EXERCISE AIM
Reproduce the listing below without changes, except that pictures are left out.

INPUT MATERIAL
◇ ◇ ◇ ◇ ◇ ◇ ◇

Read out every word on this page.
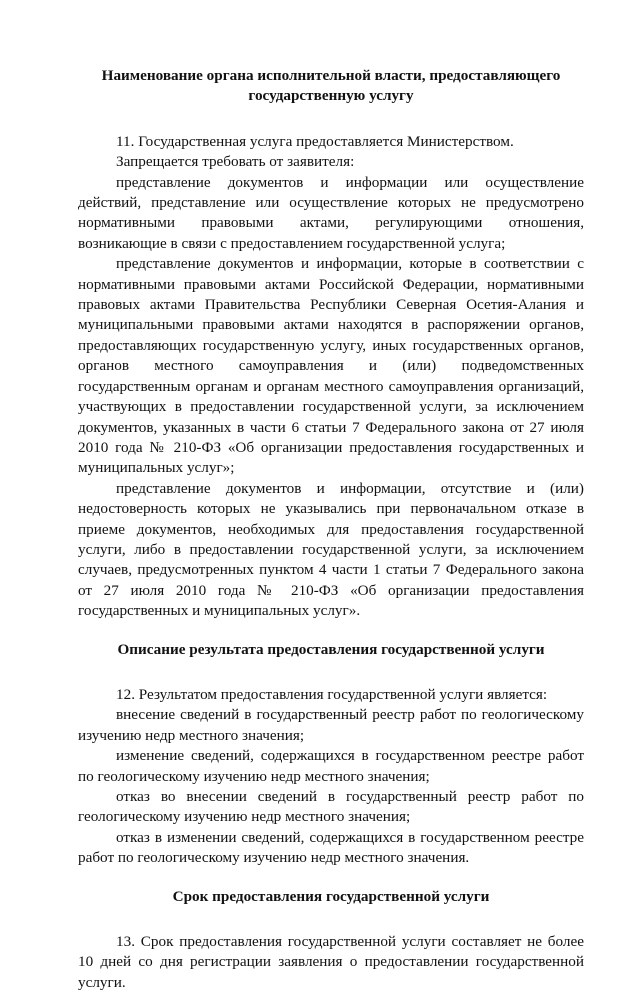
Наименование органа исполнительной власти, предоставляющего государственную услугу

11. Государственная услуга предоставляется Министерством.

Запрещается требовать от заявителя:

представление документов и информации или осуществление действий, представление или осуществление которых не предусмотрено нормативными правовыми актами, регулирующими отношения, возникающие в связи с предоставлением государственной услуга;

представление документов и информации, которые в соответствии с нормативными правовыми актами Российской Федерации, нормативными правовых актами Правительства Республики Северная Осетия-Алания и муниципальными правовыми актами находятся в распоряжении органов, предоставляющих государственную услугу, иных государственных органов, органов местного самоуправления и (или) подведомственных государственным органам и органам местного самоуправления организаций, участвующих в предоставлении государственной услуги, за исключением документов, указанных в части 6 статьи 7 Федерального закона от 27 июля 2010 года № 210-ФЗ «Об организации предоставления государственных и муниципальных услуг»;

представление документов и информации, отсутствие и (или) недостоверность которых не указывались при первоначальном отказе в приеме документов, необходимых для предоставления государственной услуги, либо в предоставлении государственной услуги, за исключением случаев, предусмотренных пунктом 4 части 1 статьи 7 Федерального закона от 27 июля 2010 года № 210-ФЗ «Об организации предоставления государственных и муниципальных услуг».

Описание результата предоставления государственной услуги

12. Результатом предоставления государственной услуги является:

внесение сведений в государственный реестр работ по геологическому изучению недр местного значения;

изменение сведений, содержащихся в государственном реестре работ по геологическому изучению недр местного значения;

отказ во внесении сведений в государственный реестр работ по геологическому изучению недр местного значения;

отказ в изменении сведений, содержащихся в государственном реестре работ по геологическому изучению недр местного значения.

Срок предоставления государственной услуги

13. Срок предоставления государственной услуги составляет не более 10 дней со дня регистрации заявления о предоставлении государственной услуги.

◇ ◇ ◇ ◇ ◇ ◇ ◇

WRITTEN ANSWER
Read out every word on this page.
Наименование органа исполнительной власти, предоставляющего государственную услугу

11. Государственная услуга предоставляется Министерством.

Запрещается требовать от заявителя:

представление документов и информации или осуществление действий, представление или осуществление которых не предусмотрено нормативными правовыми актами, регулирующими отношения, возникающие в связи с предоставлением государственной услуга;

представление документов и информации, которые в соответствии с нормативными правовыми актами Российской Федерации, нормативными правовых актами Правительства Республики Северная Осетия-Алания и муниципальными правовыми актами находятся в распоряжении органов, предоставляющих государственную услугу, иных государственных органов, органов местного самоуправления и (или) подведомственных государственным органам и органам местного самоуправления организаций, участвующих в предоставлении государственной услуги, за исключением документов, указанных в части 6 статьи 7 Федерального закона от 27 июля 2010 года № 210-ФЗ «Об организации предоставления государственных и муниципальных услуг»;

представление документов и информации, отсутствие и (или) недостоверность которых не указывались при первоначальном отказе в приеме документов, необходимых для предоставления государственной услуги, либо в предоставлении государственной услуги, за исключением случаев, предусмотренных пунктом 4 части 1 статьи 7 Федерального закона от 27 июля 2010 года № 210-ФЗ «Об организации предоставления государственных и муниципальных услуг».

Описание результата предоставления государственной услуги

12. Результатом предоставления государственной услуги является:

внесение сведений в государственный реестр работ по геологическому изучению недр местного значения;

изменение сведений, содержащихся в государственном реестре работ по геологическому изучению недр местного значения;

отказ во внесении сведений в государственный реестр работ по геологическому изучению недр местного значения;

отказ в изменении сведений, содержащихся в государственном реестре работ по геологическому изучению недр местного значения.

Срок предоставления государственной услуги

13. Срок предоставления государственной услуги составляет не более 10 дней со дня регистрации заявления о предоставлении государственной услуги.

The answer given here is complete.